◆ Challenge: Retype the listing that follows, word for word.

◆ Items:
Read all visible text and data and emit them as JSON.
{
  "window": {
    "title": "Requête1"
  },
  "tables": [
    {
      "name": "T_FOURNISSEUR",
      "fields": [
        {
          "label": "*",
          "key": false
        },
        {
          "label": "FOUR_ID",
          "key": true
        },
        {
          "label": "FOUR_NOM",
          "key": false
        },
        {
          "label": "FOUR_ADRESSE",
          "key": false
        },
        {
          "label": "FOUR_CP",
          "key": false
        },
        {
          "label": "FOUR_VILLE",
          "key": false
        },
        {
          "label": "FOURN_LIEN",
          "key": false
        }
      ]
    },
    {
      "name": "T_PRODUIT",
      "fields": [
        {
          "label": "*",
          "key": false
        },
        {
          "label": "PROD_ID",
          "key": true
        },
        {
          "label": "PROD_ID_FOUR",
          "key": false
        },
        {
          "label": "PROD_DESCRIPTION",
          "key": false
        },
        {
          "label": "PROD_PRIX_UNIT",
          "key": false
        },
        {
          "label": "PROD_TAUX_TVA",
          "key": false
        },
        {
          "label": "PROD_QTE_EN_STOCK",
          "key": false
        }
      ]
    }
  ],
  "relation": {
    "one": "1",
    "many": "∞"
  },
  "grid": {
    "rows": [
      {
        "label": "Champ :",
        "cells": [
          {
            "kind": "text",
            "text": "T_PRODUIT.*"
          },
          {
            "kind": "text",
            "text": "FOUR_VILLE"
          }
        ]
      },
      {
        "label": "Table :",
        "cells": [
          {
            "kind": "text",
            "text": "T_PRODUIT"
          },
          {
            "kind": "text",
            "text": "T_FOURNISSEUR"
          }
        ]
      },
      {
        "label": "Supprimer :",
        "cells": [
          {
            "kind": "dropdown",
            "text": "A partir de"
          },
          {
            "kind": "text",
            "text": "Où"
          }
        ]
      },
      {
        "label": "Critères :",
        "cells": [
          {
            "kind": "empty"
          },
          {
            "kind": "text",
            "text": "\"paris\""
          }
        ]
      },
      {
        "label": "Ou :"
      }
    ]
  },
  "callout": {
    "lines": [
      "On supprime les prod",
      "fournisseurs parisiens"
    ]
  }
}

◆ Solution for this task:
Read all visible text and data and emit them as JSON.
{
  "window": {
    "title": "Requête1"
  },
  "tables": [
    {
      "name": "T_FOURNISSEUR",
      "fields": [
        {
          "label": "*",
          "key": false
        },
        {
          "label": "FOUR_ID",
          "key": true
        },
        {
          "label": "FOUR_NOM",
          "key": false
        },
        {
          "label": "FOUR_ADRESSE",
          "key": false
        },
        {
          "label": "FOUR_CP",
          "key": false
        },
        {
          "label": "FOUR_VILLE",
          "key": false
        },
        {
          "label": "FOURN_LIEN",
          "key": false
        }
      ]
    },
    {
      "name": "T_PRODUIT",
      "fields": [
        {
          "label": "*",
          "key": false
        },
        {
          "label": "PROD_ID",
          "key": true
        },
        {
          "label": "PROD_ID_FOUR",
          "key": false
        },
        {
          "label": "PROD_DESCRIPTION",
          "key": false
        },
        {
          "label": "PROD_PRIX_UNIT",
          "key": false
        },
        {
          "label": "PROD_TAUX_TVA",
          "key": false
        },
        {
          "label": "PROD_QTE_EN_STOCK",
          "key": false
        }
      ]
    }
  ],
  "relation": {
    "one": "1",
    "many": "∞"
  },
  "grid": {
    "rows": [
      {
        "label": "Champ :",
        "cells": [
          {
            "kind": "text",
            "text": "T_PRODUIT.*"
          },
          {
            "kind": "text",
            "text": "FOUR_VILLE"
          }
        ]
      },
      {
        "label": "Table :",
        "cells": [
          {
            "kind": "text",
            "text": "T_PRODUIT"
          },
          {
            "kind": "text",
            "text": "T_FOURNISSEUR"
          }
        ]
      },
      {
        "label": "Supprimer :",
        "cells": [
          {
            "kind": "dropdown",
            "text": "A partir de"
          },
          {
            "kind": "text",
            "text": "Où"
          }
        ]
      },
      {
        "label": "Critères :",
        "cells": [
          {
            "kind": "empty"
          },
          {
            "kind": "text",
            "text": "\"paris\""
          }
        ]
      },
      {
        "label": "Ou :"
      }
    ]
  },
  "callout": {
    "lines": [
      "On supprime les prod",
      "fournisseurs parisiens"
    ]
  }
}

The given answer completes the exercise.